> _WHAT NEEDS TO BE DONE_
In the material below, find each line holding the string "Vitamin" and copy it.

> _DATASET CONTENT_
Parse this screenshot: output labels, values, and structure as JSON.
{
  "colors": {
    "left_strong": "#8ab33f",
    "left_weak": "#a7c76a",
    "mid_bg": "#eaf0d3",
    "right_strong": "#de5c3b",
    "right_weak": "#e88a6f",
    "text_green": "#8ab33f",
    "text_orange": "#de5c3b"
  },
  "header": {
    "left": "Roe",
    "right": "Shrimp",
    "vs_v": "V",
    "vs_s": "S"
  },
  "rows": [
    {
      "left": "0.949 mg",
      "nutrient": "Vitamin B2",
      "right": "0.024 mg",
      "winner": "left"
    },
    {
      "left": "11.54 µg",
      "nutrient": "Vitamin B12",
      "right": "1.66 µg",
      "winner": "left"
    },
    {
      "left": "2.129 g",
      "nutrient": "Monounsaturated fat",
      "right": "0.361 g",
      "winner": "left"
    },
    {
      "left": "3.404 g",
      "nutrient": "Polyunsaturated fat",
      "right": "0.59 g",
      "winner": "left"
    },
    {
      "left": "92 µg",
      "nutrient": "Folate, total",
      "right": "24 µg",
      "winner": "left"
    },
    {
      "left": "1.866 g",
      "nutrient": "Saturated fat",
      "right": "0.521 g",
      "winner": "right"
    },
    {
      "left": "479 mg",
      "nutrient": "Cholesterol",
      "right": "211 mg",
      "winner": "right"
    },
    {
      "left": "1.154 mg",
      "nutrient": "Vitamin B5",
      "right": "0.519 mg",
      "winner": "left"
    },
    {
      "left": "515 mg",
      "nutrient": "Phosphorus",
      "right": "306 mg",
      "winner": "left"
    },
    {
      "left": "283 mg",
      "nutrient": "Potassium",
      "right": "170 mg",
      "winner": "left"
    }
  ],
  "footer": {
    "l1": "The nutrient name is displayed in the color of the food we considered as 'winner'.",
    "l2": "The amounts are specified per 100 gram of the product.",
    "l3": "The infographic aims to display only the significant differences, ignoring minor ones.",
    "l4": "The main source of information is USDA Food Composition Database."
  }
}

> _FINISHED ANSWER_
      "nutrient": "Vitamin B2",
      "nutrient": "Vitamin B12",
      "nutrient": "Vitamin B5",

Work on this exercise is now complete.